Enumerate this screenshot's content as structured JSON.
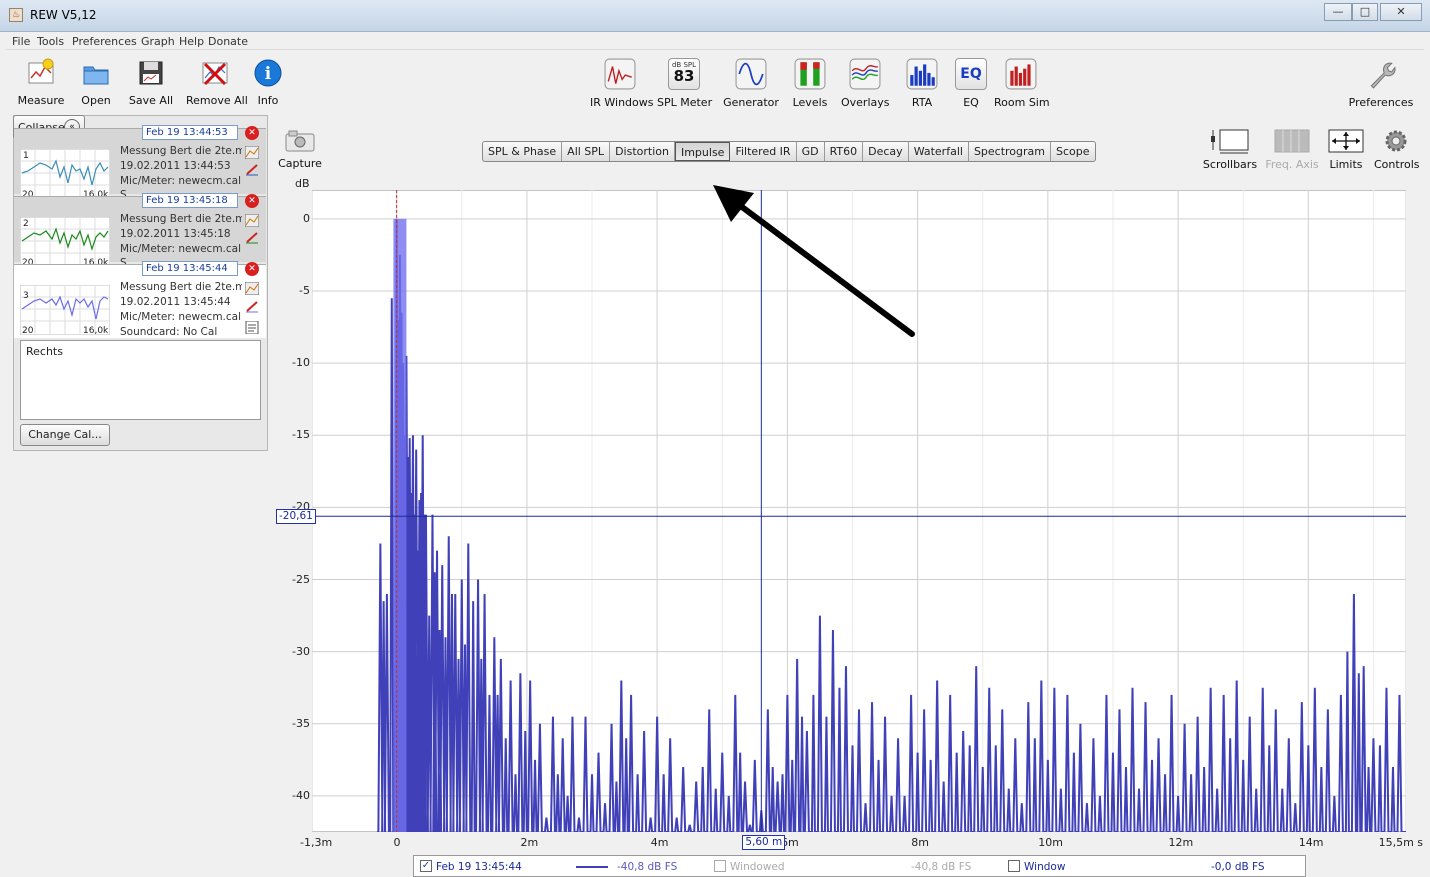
{
  "window": {
    "title": "REW V5,12",
    "min": "—",
    "max": "□",
    "close": "✕"
  },
  "menu": [
    "File",
    "Tools",
    "Preferences",
    "Graph",
    "Help",
    "Donate"
  ],
  "toolbar_left": [
    {
      "label": "Measure",
      "icon": "measure-icon"
    },
    {
      "label": "Open",
      "icon": "folder-icon"
    },
    {
      "label": "Save All",
      "icon": "save-icon"
    },
    {
      "label": "Remove All",
      "icon": "remove-all-icon"
    },
    {
      "label": "Info",
      "icon": "info-icon"
    }
  ],
  "toolbar_center": [
    {
      "label": "IR Windows",
      "icon": "ir-windows-icon"
    },
    {
      "label": "SPL Meter",
      "icon": "spl-meter-icon",
      "badge_top": "dB SPL",
      "badge_value": "83"
    },
    {
      "label": "Generator",
      "icon": "generator-icon"
    },
    {
      "label": "Levels",
      "icon": "levels-icon"
    },
    {
      "label": "Overlays",
      "icon": "overlays-icon"
    },
    {
      "label": "RTA",
      "icon": "rta-icon"
    },
    {
      "label": "EQ",
      "icon": "eq-icon",
      "badge_value": "EQ"
    },
    {
      "label": "Room Sim",
      "icon": "room-sim-icon"
    }
  ],
  "toolbar_right": {
    "label": "Preferences",
    "icon": "wrench-icon"
  },
  "capture": {
    "label": "Capture"
  },
  "graph_controls": [
    {
      "label": "Scrollbars",
      "enabled": true
    },
    {
      "label": "Freq. Axis",
      "enabled": false
    },
    {
      "label": "Limits",
      "enabled": true
    },
    {
      "label": "Controls",
      "enabled": true
    }
  ],
  "side": {
    "collapse_label": "Collapse",
    "measurements": [
      {
        "index": "1",
        "name": "Feb 19 13:44:53",
        "desc": "Messung Bert die 2te.md",
        "date": "19.02.2011 13:44:53",
        "mic": "Mic/Meter: newecm.cal \\",
        "extra": "S",
        "f_lo": "20",
        "f_hi": "16,0k",
        "color": "#3a8fb7"
      },
      {
        "index": "2",
        "name": "Feb 19 13:45:18",
        "desc": "Messung Bert die 2te.md",
        "date": "19.02.2011 13:45:18",
        "mic": "Mic/Meter: newecm.cal \\",
        "extra": "S",
        "f_lo": "20",
        "f_hi": "16,0k",
        "color": "#1a8a1a"
      },
      {
        "index": "3",
        "name": "Feb 19 13:45:44",
        "desc": "Messung Bert die 2te.md",
        "date": "19.02.2011 13:45:44",
        "mic": "Mic/Meter: newecm.cal \\",
        "extra": "Soundcard: No Cal",
        "f_lo": "20",
        "f_hi": "16,0k",
        "color": "#6b6bf0"
      }
    ],
    "notes": "Rechts",
    "change_cal": "Change Cal..."
  },
  "tabs": [
    {
      "label": "SPL & Phase",
      "selected": false
    },
    {
      "label": "All SPL",
      "selected": false
    },
    {
      "label": "Distortion",
      "selected": false
    },
    {
      "label": "Impulse",
      "selected": true
    },
    {
      "label": "Filtered IR",
      "selected": false
    },
    {
      "label": "GD",
      "selected": false
    },
    {
      "label": "RT60",
      "selected": false
    },
    {
      "label": "Decay",
      "selected": false
    },
    {
      "label": "Waterfall",
      "selected": false
    },
    {
      "label": "Spectrogram",
      "selected": false
    },
    {
      "label": "Scope",
      "selected": false
    }
  ],
  "legend": {
    "entries": [
      {
        "checked": true,
        "label": "Feb 19 13:45:44",
        "value": "-40,8 dB FS",
        "enabled": true
      },
      {
        "checked": false,
        "label": "Windowed",
        "value": "-40,8 dB FS",
        "enabled": false
      },
      {
        "checked": false,
        "label": "Window",
        "value": "-0,0 dB FS",
        "enabled": true
      }
    ]
  },
  "chart_data": {
    "type": "line",
    "ylabel": "dB",
    "xlim": [
      -1.3,
      15.5
    ],
    "ylim": [
      -42.5,
      2
    ],
    "x_ticks": [
      {
        "value": -1.3,
        "label": "-1,3m"
      },
      {
        "value": 0,
        "label": "0"
      },
      {
        "value": 2,
        "label": "2m"
      },
      {
        "value": 4,
        "label": "4m"
      },
      {
        "value": 6,
        "label": "6m"
      },
      {
        "value": 8,
        "label": "8m"
      },
      {
        "value": 10,
        "label": "10m"
      },
      {
        "value": 12,
        "label": "12m"
      },
      {
        "value": 14,
        "label": "14m"
      },
      {
        "value": 15.5,
        "label": "15,5m s"
      }
    ],
    "y_ticks": [
      {
        "value": 0,
        "label": "0"
      },
      {
        "value": -5,
        "label": "-5"
      },
      {
        "value": -10,
        "label": "-10"
      },
      {
        "value": -15,
        "label": "-15"
      },
      {
        "value": -20,
        "label": "-20"
      },
      {
        "value": -25,
        "label": "-25"
      },
      {
        "value": -30,
        "label": "-30"
      },
      {
        "value": -35,
        "label": "-35"
      },
      {
        "value": -40,
        "label": "-40"
      }
    ],
    "cursor": {
      "x": 5.6,
      "y": -20.61,
      "x_label": "5,60 m",
      "y_label": "-20,61"
    },
    "peak_marker_x": 0,
    "grid": true,
    "series": [
      {
        "name": "Feb 19 13:45:44",
        "color": "#4040b8",
        "peaks": [
          [
            -0.25,
            -22.5
          ],
          [
            -0.15,
            -26
          ],
          [
            0.0,
            0
          ],
          [
            0.05,
            -2.5
          ],
          [
            0.1,
            -10
          ],
          [
            0.15,
            -9.5
          ],
          [
            0.2,
            -15.2
          ],
          [
            0.25,
            -15
          ],
          [
            0.3,
            -16
          ],
          [
            0.35,
            -19.5
          ],
          [
            0.4,
            -15
          ],
          [
            0.45,
            -20.5
          ],
          [
            0.55,
            -20.5
          ],
          [
            0.62,
            -23
          ],
          [
            0.7,
            -24
          ],
          [
            0.8,
            -22
          ],
          [
            0.9,
            -26
          ],
          [
            1.0,
            -25
          ],
          [
            1.1,
            -22.5
          ],
          [
            1.25,
            -25
          ],
          [
            1.35,
            -26
          ],
          [
            1.5,
            -29
          ],
          [
            1.6,
            -30.5
          ],
          [
            1.75,
            -32
          ],
          [
            1.9,
            -31.5
          ],
          [
            2.05,
            -32
          ],
          [
            2.2,
            -35
          ],
          [
            2.4,
            -34.5
          ],
          [
            2.55,
            -36
          ],
          [
            2.7,
            -34.5
          ],
          [
            2.9,
            -34.5
          ],
          [
            3.1,
            -37
          ],
          [
            3.3,
            -35
          ],
          [
            3.45,
            -32
          ],
          [
            3.6,
            -33
          ],
          [
            3.8,
            -35.5
          ],
          [
            4.0,
            -34.5
          ],
          [
            4.2,
            -36
          ],
          [
            4.4,
            -38
          ],
          [
            4.6,
            -39
          ],
          [
            4.8,
            -34
          ],
          [
            5.0,
            -37
          ],
          [
            5.2,
            -33
          ],
          [
            5.35,
            -39
          ],
          [
            5.5,
            -37.5
          ],
          [
            5.7,
            -34
          ],
          [
            5.85,
            -39
          ],
          [
            6.0,
            -33
          ],
          [
            6.15,
            -30.5
          ],
          [
            6.3,
            -35.5
          ],
          [
            6.5,
            -27.5
          ],
          [
            6.7,
            -28.5
          ],
          [
            6.9,
            -31
          ],
          [
            7.1,
            -34
          ],
          [
            7.3,
            -33.5
          ],
          [
            7.5,
            -34.5
          ],
          [
            7.7,
            -36
          ],
          [
            7.9,
            -33
          ],
          [
            8.1,
            -34
          ],
          [
            8.3,
            -32
          ],
          [
            8.5,
            -33
          ],
          [
            8.7,
            -35.5
          ],
          [
            8.9,
            -31
          ],
          [
            9.1,
            -32.5
          ],
          [
            9.3,
            -34
          ],
          [
            9.5,
            -36
          ],
          [
            9.7,
            -33.5
          ],
          [
            9.9,
            -32
          ],
          [
            10.1,
            -32.5
          ],
          [
            10.3,
            -33
          ],
          [
            10.5,
            -35
          ],
          [
            10.7,
            -36
          ],
          [
            10.9,
            -33
          ],
          [
            11.1,
            -34
          ],
          [
            11.3,
            -32.5
          ],
          [
            11.5,
            -33.5
          ],
          [
            11.7,
            -36
          ],
          [
            11.9,
            -33
          ],
          [
            12.1,
            -35
          ],
          [
            12.3,
            -34.5
          ],
          [
            12.5,
            -32.5
          ],
          [
            12.7,
            -33
          ],
          [
            12.9,
            -32
          ],
          [
            13.1,
            -34.5
          ],
          [
            13.3,
            -32.5
          ],
          [
            13.5,
            -34
          ],
          [
            13.7,
            -36
          ],
          [
            13.9,
            -33.5
          ],
          [
            14.1,
            -32.5
          ],
          [
            14.3,
            -34
          ],
          [
            14.5,
            -33
          ],
          [
            14.7,
            -26
          ],
          [
            14.85,
            -31
          ],
          [
            15.0,
            -36
          ],
          [
            15.2,
            -32.5
          ],
          [
            15.4,
            -33
          ]
        ]
      }
    ]
  }
}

--------------------------------------------------

### DIRECTIONS FOR THIS TASK
Copy every line from the records above that contains the word "name".

### WORKED ANSWER
        "name": "Feb 19 13:44:53",
        "name": "Feb 19 13:45:18",
        "name": "Feb 19 13:45:44",
        "name": "Feb 19 13:45:44",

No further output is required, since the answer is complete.